>> Begin Records to process

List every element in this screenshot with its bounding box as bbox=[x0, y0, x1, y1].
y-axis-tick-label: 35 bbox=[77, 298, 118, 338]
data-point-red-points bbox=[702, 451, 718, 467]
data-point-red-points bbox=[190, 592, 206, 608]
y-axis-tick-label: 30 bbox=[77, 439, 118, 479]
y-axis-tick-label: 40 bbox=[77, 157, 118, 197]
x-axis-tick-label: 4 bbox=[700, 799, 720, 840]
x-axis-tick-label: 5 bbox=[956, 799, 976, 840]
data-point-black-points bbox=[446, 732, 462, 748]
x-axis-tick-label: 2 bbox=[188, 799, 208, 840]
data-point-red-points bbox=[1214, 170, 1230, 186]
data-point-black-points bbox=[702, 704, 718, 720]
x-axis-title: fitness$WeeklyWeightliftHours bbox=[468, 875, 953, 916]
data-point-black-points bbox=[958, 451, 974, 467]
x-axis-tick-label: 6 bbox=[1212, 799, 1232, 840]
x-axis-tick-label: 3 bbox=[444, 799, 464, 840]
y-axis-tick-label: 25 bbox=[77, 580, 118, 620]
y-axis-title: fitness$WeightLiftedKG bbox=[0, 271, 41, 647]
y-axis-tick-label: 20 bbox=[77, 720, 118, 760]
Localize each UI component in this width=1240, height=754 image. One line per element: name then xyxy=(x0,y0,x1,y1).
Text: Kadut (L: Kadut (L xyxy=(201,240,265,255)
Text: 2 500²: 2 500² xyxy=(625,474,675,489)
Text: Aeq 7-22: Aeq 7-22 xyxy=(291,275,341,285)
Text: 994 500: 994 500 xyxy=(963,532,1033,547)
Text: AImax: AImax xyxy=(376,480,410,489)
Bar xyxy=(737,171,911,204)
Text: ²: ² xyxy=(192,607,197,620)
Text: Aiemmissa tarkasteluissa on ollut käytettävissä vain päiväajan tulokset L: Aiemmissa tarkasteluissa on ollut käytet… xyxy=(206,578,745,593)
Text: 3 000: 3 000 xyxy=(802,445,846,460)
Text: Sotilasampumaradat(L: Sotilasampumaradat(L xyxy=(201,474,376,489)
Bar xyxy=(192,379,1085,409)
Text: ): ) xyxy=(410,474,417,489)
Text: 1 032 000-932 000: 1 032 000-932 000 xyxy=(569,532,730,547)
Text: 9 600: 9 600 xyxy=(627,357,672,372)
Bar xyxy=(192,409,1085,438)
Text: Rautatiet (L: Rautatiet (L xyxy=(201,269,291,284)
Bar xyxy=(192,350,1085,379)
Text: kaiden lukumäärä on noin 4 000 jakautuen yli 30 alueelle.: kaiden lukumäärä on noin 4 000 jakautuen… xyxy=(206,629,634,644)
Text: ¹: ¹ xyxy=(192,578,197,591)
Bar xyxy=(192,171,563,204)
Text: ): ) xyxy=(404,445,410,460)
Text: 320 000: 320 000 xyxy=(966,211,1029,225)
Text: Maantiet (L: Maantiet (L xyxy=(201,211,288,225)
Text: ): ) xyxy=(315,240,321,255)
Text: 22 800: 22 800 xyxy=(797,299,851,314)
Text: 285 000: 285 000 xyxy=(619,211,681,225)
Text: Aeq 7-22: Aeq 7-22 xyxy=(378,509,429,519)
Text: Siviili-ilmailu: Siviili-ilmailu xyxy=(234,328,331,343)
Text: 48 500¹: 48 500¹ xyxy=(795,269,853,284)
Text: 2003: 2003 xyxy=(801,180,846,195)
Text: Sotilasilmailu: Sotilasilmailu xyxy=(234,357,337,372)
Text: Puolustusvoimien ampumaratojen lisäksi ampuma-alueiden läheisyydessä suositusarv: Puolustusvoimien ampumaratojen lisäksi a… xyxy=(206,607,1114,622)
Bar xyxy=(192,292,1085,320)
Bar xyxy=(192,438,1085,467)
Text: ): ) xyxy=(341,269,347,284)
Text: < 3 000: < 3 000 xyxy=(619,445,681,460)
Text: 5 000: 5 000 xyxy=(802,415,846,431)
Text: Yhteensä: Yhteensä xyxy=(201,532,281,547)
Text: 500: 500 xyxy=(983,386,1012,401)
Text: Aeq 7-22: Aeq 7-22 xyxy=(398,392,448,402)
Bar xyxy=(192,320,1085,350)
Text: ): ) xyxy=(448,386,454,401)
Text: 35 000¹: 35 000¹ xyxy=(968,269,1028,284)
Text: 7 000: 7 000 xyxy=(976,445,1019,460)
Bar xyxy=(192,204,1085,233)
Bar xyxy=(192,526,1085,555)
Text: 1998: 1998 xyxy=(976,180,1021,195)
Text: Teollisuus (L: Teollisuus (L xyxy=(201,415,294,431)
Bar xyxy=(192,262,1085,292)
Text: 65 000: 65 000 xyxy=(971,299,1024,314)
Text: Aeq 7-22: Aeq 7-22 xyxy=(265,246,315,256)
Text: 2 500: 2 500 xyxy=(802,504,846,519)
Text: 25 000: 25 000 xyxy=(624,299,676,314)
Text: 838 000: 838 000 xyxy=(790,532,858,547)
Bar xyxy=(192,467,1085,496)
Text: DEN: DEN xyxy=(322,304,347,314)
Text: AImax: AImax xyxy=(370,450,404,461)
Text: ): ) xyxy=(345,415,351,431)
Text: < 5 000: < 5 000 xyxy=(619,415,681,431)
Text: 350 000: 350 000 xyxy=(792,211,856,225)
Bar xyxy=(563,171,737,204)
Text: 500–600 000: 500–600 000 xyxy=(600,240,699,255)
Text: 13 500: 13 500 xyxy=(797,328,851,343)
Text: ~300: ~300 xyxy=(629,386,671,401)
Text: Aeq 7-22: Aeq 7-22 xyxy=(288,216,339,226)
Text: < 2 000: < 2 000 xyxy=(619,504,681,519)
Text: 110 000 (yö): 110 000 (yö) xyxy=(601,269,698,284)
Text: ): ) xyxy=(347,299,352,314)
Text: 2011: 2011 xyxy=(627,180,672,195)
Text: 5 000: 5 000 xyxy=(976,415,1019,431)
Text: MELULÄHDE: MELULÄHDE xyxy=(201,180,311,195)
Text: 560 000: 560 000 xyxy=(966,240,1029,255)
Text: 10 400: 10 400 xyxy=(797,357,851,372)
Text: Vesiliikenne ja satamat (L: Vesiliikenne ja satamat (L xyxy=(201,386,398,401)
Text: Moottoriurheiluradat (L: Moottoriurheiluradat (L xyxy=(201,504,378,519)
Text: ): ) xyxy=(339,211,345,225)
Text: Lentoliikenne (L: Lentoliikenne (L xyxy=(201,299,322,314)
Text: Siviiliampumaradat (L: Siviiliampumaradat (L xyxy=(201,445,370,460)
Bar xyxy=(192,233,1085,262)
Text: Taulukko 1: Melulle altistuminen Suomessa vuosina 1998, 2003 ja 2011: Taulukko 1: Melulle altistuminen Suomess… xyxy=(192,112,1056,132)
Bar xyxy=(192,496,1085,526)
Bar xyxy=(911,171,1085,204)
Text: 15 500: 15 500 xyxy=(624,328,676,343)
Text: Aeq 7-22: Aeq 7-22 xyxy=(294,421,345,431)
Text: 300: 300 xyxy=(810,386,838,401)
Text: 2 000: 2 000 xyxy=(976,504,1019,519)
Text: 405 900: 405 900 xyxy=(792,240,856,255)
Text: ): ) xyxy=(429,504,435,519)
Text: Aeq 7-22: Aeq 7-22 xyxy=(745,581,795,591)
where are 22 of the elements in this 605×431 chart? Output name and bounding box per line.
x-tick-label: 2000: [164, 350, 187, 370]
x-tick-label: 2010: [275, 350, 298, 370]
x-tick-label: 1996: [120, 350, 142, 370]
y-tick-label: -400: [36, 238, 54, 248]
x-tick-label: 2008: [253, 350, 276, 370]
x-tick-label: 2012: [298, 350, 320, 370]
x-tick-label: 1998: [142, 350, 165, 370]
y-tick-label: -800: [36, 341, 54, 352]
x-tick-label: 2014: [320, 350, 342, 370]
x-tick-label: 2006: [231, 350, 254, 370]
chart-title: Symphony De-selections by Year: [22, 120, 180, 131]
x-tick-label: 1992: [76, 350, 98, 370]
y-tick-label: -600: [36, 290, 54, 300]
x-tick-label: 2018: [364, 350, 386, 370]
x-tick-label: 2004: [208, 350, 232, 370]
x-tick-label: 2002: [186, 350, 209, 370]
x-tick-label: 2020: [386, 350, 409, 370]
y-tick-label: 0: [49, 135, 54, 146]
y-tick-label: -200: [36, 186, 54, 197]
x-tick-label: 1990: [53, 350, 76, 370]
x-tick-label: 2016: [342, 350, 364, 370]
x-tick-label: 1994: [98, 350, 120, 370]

>> End Records to process

▶ [Goal]:
Starting at the first line of the rows and ending at the line that contains "Bar xyxy=(192,350,1085,379)", write those lines out again, changing every "data-point-black-points" to "data-point-gray-points" and leaving everything else untouched.

▶ [Task answer]:
List every element in this screenshot with its bounding box as bbox=[x0, y0, x1, y1].
y-axis-tick-label: 35 bbox=[77, 298, 118, 338]
data-point-red-points bbox=[702, 451, 718, 467]
data-point-red-points bbox=[190, 592, 206, 608]
y-axis-tick-label: 30 bbox=[77, 439, 118, 479]
y-axis-tick-label: 40 bbox=[77, 157, 118, 197]
x-axis-tick-label: 4 bbox=[700, 799, 720, 840]
x-axis-tick-label: 5 bbox=[956, 799, 976, 840]
data-point-gray-points bbox=[446, 732, 462, 748]
x-axis-tick-label: 2 bbox=[188, 799, 208, 840]
data-point-red-points bbox=[1214, 170, 1230, 186]
data-point-gray-points bbox=[702, 704, 718, 720]
x-axis-title: fitness$WeeklyWeightliftHours bbox=[468, 875, 953, 916]
data-point-gray-points bbox=[958, 451, 974, 467]
x-axis-tick-label: 6 bbox=[1212, 799, 1232, 840]
x-axis-tick-label: 3 bbox=[444, 799, 464, 840]
y-axis-tick-label: 25 bbox=[77, 580, 118, 620]
y-axis-title: fitness$WeightLiftedKG bbox=[0, 271, 41, 647]
y-axis-tick-label: 20 bbox=[77, 720, 118, 760]
Localize each UI component in this width=1240, height=754 image. One line per element: name then xyxy=(x0,y0,x1,y1).
Text: Kadut (L: Kadut (L xyxy=(201,240,265,255)
Text: 2 500²: 2 500² xyxy=(625,474,675,489)
Text: Aeq 7-22: Aeq 7-22 xyxy=(291,275,341,285)
Text: 994 500: 994 500 xyxy=(963,532,1033,547)
Text: AImax: AImax xyxy=(376,480,410,489)
Bar xyxy=(737,171,911,204)
Text: ²: ² xyxy=(192,607,197,620)
Text: Aiemmissa tarkasteluissa on ollut käytettävissä vain päiväajan tulokset L: Aiemmissa tarkasteluissa on ollut käytet… xyxy=(206,578,745,593)
Text: 3 000: 3 000 xyxy=(802,445,846,460)
Text: Sotilasampumaradat(L: Sotilasampumaradat(L xyxy=(201,474,376,489)
Bar xyxy=(192,379,1085,409)
Text: ): ) xyxy=(410,474,417,489)
Text: 1 032 000-932 000: 1 032 000-932 000 xyxy=(569,532,730,547)
Text: 9 600: 9 600 xyxy=(627,357,672,372)
Bar xyxy=(192,409,1085,438)
Text: Rautatiet (L: Rautatiet (L xyxy=(201,269,291,284)
Bar xyxy=(192,350,1085,379)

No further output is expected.